• _WHAT TO WORK ON_: Every entry needs to be printed exactly, please.

• _INPUT FOR THIS TASK_:
────────────────────
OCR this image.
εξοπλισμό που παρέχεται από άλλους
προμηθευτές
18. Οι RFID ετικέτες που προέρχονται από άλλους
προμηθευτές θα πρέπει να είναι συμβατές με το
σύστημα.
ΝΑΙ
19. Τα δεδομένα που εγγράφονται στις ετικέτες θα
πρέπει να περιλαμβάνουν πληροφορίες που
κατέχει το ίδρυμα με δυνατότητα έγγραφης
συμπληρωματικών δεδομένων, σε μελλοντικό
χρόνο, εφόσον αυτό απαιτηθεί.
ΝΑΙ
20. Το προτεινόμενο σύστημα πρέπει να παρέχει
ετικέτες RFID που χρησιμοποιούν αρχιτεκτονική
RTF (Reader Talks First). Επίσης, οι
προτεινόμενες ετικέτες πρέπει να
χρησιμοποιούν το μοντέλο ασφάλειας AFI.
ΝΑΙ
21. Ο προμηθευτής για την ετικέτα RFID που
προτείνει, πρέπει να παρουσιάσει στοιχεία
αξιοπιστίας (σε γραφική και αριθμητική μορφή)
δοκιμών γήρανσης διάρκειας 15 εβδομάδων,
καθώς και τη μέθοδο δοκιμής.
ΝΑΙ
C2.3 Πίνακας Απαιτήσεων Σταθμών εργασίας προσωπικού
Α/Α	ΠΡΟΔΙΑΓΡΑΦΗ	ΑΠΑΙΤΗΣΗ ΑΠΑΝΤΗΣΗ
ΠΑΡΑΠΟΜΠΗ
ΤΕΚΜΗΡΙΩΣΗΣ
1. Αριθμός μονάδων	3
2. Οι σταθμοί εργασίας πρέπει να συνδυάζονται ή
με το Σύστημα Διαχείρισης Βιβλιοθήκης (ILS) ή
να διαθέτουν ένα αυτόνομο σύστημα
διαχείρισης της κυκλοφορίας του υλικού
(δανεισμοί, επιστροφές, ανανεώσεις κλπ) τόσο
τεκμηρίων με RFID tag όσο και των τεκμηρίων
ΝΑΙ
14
────────────────────
• _EXERCISE ANSWER_:
OCR this image.
εξοπλισμό που παρέχεται από άλλους
προμηθευτές
18. Οι RFID ετικέτες που προέρχονται από άλλους
προμηθευτές θα πρέπει να είναι συμβατές με το
σύστημα.
ΝΑΙ
19. Τα δεδομένα που εγγράφονται στις ετικέτες θα
πρέπει να περιλαμβάνουν πληροφορίες που
κατέχει το ίδρυμα με δυνατότητα έγγραφης
συμπληρωματικών δεδομένων, σε μελλοντικό
χρόνο, εφόσον αυτό απαιτηθεί.
ΝΑΙ
20. Το προτεινόμενο σύστημα πρέπει να παρέχει
ετικέτες RFID που χρησιμοποιούν αρχιτεκτονική
RTF (Reader Talks First). Επίσης, οι
προτεινόμενες ετικέτες πρέπει να
χρησιμοποιούν το μοντέλο ασφάλειας AFI.
ΝΑΙ
21. Ο προμηθευτής για την ετικέτα RFID που
προτείνει, πρέπει να παρουσιάσει στοιχεία
αξιοπιστίας (σε γραφική και αριθμητική μορφή)
δοκιμών γήρανσης διάρκειας 15 εβδομάδων,
καθώς και τη μέθοδο δοκιμής.
ΝΑΙ
C2.3 Πίνακας Απαιτήσεων Σταθμών εργασίας προσωπικού
Α/Α	ΠΡΟΔΙΑΓΡΑΦΗ	ΑΠΑΙΤΗΣΗ ΑΠΑΝΤΗΣΗ
ΠΑΡΑΠΟΜΠΗ
ΤΕΚΜΗΡΙΩΣΗΣ
1. Αριθμός μονάδων	3
2. Οι σταθμοί εργασίας πρέπει να συνδυάζονται ή
με το Σύστημα Διαχείρισης Βιβλιοθήκης (ILS) ή
να διαθέτουν ένα αυτόνομο σύστημα
διαχείρισης της κυκλοφορίας του υλικού
(δανεισμοί, επιστροφές, ανανεώσεις κλπ) τόσο
τεκμηρίων με RFID tag όσο και των τεκμηρίων
ΝΑΙ
14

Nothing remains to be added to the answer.